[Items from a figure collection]
** Begin **

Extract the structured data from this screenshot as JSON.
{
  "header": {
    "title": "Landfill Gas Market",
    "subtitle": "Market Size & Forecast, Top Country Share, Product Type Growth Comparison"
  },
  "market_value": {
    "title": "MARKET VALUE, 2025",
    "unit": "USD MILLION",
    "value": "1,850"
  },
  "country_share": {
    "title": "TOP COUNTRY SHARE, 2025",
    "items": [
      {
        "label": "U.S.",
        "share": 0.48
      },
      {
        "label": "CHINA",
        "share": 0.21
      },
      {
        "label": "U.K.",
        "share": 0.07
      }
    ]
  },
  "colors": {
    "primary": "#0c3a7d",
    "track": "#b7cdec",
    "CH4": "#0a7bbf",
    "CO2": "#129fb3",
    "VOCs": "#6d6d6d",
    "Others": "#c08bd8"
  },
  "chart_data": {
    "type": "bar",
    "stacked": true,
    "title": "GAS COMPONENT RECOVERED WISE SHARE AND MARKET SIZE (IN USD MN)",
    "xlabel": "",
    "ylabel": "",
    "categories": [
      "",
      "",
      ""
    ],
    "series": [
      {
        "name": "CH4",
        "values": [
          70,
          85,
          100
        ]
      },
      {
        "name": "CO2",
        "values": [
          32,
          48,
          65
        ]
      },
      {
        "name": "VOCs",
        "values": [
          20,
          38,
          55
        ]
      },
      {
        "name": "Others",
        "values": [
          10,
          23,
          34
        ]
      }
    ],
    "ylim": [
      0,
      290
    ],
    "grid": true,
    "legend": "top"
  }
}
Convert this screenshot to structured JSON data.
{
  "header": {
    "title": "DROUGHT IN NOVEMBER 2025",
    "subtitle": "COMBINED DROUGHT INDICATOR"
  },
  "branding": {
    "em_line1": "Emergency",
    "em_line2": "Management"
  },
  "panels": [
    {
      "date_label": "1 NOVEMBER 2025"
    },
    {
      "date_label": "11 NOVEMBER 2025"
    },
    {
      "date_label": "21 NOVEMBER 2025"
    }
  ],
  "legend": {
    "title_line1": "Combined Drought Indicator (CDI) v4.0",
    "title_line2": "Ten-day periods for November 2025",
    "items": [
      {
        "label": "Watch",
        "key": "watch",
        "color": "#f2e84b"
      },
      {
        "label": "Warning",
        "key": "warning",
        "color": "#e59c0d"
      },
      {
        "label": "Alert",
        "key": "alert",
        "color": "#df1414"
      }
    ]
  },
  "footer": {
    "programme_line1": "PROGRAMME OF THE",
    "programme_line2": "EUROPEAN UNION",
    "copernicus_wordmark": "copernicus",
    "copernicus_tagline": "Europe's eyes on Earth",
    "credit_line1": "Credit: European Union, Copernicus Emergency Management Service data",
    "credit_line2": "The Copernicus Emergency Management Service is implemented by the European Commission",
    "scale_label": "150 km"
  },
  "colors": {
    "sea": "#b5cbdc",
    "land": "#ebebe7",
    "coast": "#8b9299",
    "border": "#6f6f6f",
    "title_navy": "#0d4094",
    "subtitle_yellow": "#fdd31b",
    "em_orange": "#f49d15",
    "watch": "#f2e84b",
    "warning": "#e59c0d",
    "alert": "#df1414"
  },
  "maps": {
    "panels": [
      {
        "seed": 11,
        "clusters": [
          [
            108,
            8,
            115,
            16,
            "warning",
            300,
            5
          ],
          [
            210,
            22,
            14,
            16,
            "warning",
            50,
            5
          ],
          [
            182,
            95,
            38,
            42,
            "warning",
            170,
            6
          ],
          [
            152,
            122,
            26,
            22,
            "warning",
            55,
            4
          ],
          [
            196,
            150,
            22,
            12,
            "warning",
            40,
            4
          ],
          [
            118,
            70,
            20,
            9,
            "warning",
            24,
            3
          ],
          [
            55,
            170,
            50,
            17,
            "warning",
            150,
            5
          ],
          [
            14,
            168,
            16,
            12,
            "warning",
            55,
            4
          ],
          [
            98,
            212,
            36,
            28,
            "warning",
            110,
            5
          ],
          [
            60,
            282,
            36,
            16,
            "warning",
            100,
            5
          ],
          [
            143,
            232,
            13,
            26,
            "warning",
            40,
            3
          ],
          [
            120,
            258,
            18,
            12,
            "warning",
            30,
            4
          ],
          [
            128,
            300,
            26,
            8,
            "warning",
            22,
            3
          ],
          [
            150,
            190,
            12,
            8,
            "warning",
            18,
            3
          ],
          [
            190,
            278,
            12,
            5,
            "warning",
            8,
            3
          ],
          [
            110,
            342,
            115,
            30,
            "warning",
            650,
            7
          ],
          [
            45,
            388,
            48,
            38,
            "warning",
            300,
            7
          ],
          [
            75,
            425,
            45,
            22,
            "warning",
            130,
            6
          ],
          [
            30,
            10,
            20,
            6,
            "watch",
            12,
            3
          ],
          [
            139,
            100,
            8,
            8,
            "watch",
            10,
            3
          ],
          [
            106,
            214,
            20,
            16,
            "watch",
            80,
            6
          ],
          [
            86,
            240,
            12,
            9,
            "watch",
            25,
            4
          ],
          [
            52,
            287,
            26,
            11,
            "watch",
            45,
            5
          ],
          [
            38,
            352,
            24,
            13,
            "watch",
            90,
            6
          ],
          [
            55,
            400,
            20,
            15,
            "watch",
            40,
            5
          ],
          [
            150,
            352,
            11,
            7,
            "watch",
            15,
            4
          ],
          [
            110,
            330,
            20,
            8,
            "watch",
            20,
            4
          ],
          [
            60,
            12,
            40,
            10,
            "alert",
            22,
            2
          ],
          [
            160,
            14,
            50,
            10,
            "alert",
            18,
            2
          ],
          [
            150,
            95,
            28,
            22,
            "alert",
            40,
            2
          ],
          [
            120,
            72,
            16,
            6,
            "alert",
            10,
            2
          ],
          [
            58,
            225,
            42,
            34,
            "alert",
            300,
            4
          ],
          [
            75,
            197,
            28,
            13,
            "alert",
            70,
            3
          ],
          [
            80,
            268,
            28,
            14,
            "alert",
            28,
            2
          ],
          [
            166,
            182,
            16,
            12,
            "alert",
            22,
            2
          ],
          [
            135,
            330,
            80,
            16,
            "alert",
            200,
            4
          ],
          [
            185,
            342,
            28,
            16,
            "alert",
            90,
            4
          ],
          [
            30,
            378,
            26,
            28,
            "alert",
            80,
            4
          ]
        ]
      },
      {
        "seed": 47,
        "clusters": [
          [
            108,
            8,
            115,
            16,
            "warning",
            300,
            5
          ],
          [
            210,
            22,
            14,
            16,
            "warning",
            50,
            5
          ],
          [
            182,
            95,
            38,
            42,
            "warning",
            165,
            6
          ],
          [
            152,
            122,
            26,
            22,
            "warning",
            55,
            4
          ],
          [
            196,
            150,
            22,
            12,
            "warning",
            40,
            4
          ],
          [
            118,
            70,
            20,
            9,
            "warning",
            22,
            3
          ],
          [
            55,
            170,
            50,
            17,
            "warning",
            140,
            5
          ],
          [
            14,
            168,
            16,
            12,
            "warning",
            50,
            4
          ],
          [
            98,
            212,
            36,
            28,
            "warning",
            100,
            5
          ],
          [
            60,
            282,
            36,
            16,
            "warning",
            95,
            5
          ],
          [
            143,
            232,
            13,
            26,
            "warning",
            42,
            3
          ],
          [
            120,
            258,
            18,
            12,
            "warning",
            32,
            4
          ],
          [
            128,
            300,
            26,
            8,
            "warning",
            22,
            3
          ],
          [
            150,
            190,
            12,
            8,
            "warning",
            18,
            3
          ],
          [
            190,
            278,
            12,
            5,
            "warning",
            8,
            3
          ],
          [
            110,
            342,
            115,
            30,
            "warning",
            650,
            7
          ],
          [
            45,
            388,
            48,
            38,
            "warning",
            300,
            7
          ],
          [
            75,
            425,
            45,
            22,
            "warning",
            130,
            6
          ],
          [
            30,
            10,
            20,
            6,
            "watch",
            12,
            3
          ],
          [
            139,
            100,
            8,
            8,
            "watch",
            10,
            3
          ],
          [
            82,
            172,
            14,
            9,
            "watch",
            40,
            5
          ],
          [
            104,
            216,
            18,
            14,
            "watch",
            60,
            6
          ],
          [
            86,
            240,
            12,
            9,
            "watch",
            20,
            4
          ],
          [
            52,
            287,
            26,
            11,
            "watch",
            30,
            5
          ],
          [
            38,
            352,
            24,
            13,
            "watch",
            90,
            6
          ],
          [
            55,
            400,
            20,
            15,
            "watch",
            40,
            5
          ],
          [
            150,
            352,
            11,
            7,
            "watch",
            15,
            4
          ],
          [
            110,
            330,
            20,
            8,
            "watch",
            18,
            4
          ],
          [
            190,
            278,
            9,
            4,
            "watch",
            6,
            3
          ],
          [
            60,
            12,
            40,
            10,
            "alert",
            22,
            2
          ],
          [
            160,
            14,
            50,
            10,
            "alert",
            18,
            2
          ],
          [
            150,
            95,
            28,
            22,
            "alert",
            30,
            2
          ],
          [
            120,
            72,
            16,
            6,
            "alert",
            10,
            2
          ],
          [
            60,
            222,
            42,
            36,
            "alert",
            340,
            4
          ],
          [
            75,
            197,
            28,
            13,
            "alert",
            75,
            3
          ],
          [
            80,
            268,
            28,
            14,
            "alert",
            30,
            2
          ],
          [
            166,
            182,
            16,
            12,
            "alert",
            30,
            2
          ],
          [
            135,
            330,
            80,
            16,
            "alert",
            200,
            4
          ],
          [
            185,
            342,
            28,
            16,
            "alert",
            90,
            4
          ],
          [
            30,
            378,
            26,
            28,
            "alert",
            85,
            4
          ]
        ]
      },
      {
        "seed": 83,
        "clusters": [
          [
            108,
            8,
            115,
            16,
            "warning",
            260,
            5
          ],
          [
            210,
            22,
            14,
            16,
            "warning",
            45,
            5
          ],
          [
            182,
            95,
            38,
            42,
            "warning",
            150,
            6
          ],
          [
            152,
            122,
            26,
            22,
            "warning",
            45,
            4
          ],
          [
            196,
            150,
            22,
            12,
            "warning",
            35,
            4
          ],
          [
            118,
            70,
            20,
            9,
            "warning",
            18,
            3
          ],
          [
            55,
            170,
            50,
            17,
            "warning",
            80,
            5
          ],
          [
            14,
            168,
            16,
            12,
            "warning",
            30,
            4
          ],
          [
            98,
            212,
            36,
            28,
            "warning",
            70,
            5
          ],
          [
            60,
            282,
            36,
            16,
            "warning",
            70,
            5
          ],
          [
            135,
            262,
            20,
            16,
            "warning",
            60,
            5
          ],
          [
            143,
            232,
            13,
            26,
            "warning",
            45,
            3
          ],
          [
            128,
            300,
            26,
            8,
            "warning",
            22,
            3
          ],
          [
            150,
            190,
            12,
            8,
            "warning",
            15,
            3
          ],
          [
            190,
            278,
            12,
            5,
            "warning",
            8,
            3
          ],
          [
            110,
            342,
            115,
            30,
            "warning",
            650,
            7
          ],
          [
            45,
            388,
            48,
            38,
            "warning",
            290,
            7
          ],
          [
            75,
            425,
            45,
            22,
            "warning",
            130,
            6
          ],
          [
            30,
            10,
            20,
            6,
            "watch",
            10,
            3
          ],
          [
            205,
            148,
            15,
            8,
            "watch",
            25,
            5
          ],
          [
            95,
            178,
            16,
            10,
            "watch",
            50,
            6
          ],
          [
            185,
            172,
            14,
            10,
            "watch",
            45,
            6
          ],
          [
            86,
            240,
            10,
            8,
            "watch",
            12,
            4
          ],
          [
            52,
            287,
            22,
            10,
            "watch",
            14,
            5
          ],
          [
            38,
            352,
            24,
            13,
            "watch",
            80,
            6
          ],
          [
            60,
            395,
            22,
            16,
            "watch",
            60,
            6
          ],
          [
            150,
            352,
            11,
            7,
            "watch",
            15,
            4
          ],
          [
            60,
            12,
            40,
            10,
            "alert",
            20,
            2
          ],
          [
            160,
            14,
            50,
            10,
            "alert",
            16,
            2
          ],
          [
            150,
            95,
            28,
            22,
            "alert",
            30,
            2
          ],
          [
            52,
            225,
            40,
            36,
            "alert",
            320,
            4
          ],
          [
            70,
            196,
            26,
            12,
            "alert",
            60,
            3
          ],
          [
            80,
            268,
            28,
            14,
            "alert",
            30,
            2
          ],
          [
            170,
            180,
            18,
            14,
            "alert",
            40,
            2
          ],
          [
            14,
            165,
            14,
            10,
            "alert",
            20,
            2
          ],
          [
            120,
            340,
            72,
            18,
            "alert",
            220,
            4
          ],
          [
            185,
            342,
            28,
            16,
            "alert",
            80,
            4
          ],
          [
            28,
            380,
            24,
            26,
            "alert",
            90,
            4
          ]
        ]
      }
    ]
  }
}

** End **

> YOUR TASK
Among the lines of the data, identify those with the word "JSON". Copy each of them.

> RESPONSE TO THIS EXERCISE
Extract the structured data from this screenshot as JSON.
Convert this screenshot to structured JSON data.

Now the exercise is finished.